** Data records **
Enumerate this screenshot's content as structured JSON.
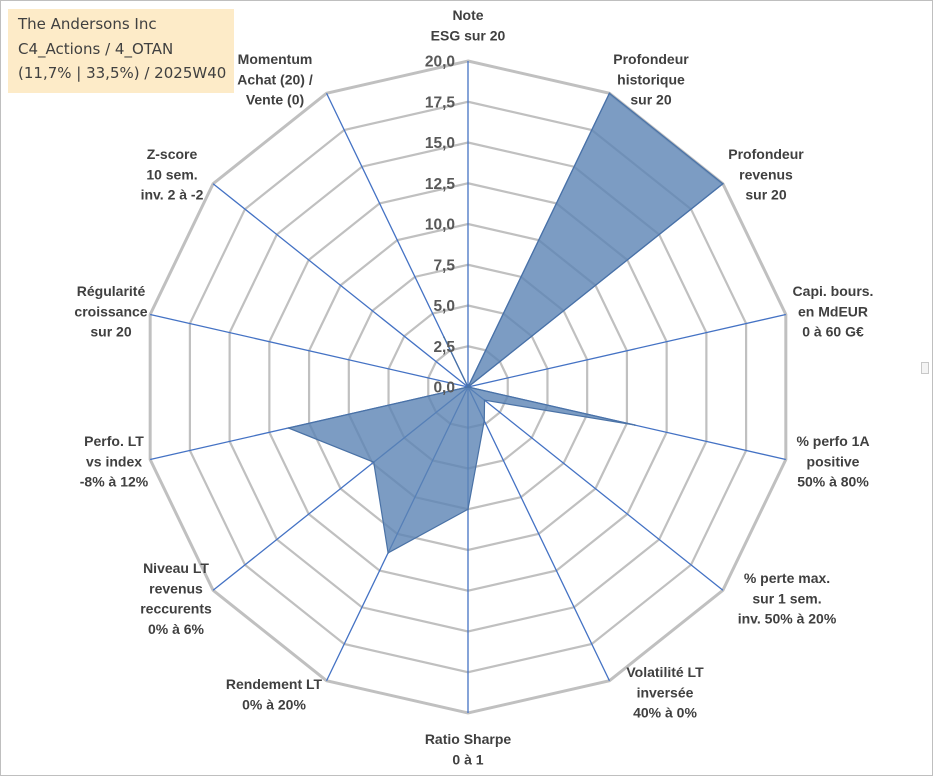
{
  "chart_title": {
    "lines": [
      "The Andersons Inc",
      "C4_Actions / 4_OTAN",
      "(11,7% | 33,5%) / 2025W40"
    ]
  },
  "chart_data": {
    "type": "radar",
    "rmax": 20,
    "tick_step": 2.5,
    "ticks": [
      "0,0",
      "2,5",
      "5,0",
      "7,5",
      "10,0",
      "12,5",
      "15,0",
      "17,5",
      "20,0"
    ],
    "axes": [
      {
        "label": [
          "Note",
          "ESG sur 20"
        ]
      },
      {
        "label": [
          "Profondeur",
          "historique",
          "sur 20"
        ]
      },
      {
        "label": [
          "Profondeur",
          "revenus",
          "sur 20"
        ]
      },
      {
        "label": [
          "Capi. bours.",
          "en MdEUR",
          "0 à 60 G€"
        ]
      },
      {
        "label": [
          "% perfo 1A",
          "positive",
          "50% à 80%"
        ]
      },
      {
        "label": [
          "% perte max.",
          "sur 1 sem.",
          "inv. 50% à 20%"
        ]
      },
      {
        "label": [
          "Volatilité LT",
          "inversée",
          "40% à 0%"
        ]
      },
      {
        "label": [
          "Ratio Sharpe",
          "0 à 1"
        ]
      },
      {
        "label": [
          "Rendement LT",
          "0% à 20%"
        ]
      },
      {
        "label": [
          "Niveau LT",
          "revenus",
          "reccurents",
          "0% à 6%"
        ]
      },
      {
        "label": [
          "Perfo. LT",
          "vs index",
          "-8% à 12%"
        ]
      },
      {
        "label": [
          "Régularité",
          "croissance",
          "sur 20"
        ]
      },
      {
        "label": [
          "Z-score",
          "10 sem.",
          "inv. 2 à -2"
        ]
      },
      {
        "label": [
          "Momentum",
          "Achat (20) /",
          "Vente (0)"
        ]
      }
    ],
    "series": [
      {
        "values": [
          0,
          20,
          20,
          0,
          10.5,
          1.3,
          2.3,
          7.5,
          11.3,
          7.4,
          11.3,
          0,
          0,
          3.4
        ]
      }
    ],
    "colors": {
      "fill": "#5b83b4",
      "fill_opacity": 0.8,
      "stroke": "#4a72a6",
      "grid": "#c0c0c0",
      "spoke": "#4472c4"
    },
    "grid": true
  }
}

** Goal of the exercise **
Leave the pictures out and reproduce all of the records exactly.

** Exercise result **
Enumerate this screenshot's content as structured JSON.
{
  "chart_title": {
    "lines": [
      "The Andersons Inc",
      "C4_Actions / 4_OTAN",
      "(11,7% | 33,5%) / 2025W40"
    ]
  },
  "chart_data": {
    "type": "radar",
    "rmax": 20,
    "tick_step": 2.5,
    "ticks": [
      "0,0",
      "2,5",
      "5,0",
      "7,5",
      "10,0",
      "12,5",
      "15,0",
      "17,5",
      "20,0"
    ],
    "axes": [
      {
        "label": [
          "Note",
          "ESG sur 20"
        ]
      },
      {
        "label": [
          "Profondeur",
          "historique",
          "sur 20"
        ]
      },
      {
        "label": [
          "Profondeur",
          "revenus",
          "sur 20"
        ]
      },
      {
        "label": [
          "Capi. bours.",
          "en MdEUR",
          "0 à 60 G€"
        ]
      },
      {
        "label": [
          "% perfo 1A",
          "positive",
          "50% à 80%"
        ]
      },
      {
        "label": [
          "% perte max.",
          "sur 1 sem.",
          "inv. 50% à 20%"
        ]
      },
      {
        "label": [
          "Volatilité LT",
          "inversée",
          "40% à 0%"
        ]
      },
      {
        "label": [
          "Ratio Sharpe",
          "0 à 1"
        ]
      },
      {
        "label": [
          "Rendement LT",
          "0% à 20%"
        ]
      },
      {
        "label": [
          "Niveau LT",
          "revenus",
          "reccurents",
          "0% à 6%"
        ]
      },
      {
        "label": [
          "Perfo. LT",
          "vs index",
          "-8% à 12%"
        ]
      },
      {
        "label": [
          "Régularité",
          "croissance",
          "sur 20"
        ]
      },
      {
        "label": [
          "Z-score",
          "10 sem.",
          "inv. 2 à -2"
        ]
      },
      {
        "label": [
          "Momentum",
          "Achat (20) /",
          "Vente (0)"
        ]
      }
    ],
    "series": [
      {
        "values": [
          0,
          20,
          20,
          0,
          10.5,
          1.3,
          2.3,
          7.5,
          11.3,
          7.4,
          11.3,
          0,
          0,
          3.4
        ]
      }
    ],
    "colors": {
      "fill": "#5b83b4",
      "fill_opacity": 0.8,
      "stroke": "#4a72a6",
      "grid": "#c0c0c0",
      "spoke": "#4472c4"
    },
    "grid": true
  }
}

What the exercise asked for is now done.